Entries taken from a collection
● ● ● ● ●

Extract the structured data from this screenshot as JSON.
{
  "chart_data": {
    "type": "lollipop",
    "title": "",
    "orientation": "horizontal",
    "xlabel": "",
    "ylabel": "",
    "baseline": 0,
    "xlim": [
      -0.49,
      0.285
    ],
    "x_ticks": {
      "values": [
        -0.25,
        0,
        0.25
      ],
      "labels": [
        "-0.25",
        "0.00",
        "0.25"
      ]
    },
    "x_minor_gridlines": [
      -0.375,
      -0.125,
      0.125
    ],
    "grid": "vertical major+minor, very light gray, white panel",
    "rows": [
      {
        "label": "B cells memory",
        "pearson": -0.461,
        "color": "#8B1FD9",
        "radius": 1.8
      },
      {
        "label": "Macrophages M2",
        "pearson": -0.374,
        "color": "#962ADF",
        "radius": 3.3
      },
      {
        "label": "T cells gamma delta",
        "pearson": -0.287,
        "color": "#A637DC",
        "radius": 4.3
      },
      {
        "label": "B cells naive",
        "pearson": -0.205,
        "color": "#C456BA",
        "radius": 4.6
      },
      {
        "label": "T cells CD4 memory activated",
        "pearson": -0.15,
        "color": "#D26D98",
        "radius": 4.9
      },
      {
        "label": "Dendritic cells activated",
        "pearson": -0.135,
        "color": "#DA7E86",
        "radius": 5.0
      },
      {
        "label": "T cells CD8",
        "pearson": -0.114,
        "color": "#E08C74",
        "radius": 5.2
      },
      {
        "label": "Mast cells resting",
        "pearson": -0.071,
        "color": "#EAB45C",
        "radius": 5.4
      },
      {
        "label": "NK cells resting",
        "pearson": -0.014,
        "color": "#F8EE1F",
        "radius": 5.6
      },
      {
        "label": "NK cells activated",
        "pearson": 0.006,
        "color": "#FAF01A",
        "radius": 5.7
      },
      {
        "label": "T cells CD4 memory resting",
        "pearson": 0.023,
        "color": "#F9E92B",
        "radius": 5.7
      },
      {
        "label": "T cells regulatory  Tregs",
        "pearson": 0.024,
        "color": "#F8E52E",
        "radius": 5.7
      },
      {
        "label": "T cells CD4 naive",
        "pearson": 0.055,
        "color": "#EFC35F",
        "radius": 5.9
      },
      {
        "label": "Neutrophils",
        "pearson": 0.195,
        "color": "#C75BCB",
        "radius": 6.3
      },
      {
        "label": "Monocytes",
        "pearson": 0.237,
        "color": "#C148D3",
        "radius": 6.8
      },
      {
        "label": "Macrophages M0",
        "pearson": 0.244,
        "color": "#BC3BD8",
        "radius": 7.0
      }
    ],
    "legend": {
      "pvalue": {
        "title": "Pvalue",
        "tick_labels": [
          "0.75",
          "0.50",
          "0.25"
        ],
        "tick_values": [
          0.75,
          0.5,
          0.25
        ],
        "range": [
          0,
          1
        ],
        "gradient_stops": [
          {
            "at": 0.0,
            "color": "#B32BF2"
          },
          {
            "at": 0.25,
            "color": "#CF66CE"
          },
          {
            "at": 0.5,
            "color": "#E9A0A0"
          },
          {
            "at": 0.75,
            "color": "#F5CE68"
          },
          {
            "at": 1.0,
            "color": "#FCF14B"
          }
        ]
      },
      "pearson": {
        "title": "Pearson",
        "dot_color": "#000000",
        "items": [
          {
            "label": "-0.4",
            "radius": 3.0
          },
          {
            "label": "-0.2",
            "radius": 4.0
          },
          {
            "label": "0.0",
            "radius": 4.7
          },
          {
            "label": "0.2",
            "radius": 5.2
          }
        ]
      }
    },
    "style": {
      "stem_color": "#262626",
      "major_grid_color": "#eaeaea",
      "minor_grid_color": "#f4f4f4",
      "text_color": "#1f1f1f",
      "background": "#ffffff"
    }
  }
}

● ● ● ● ●

_Instructions to follow_:
Counting only lines that contain "memory", what is the total for the entries above? Give the number alone.

_Exercise answer_:
3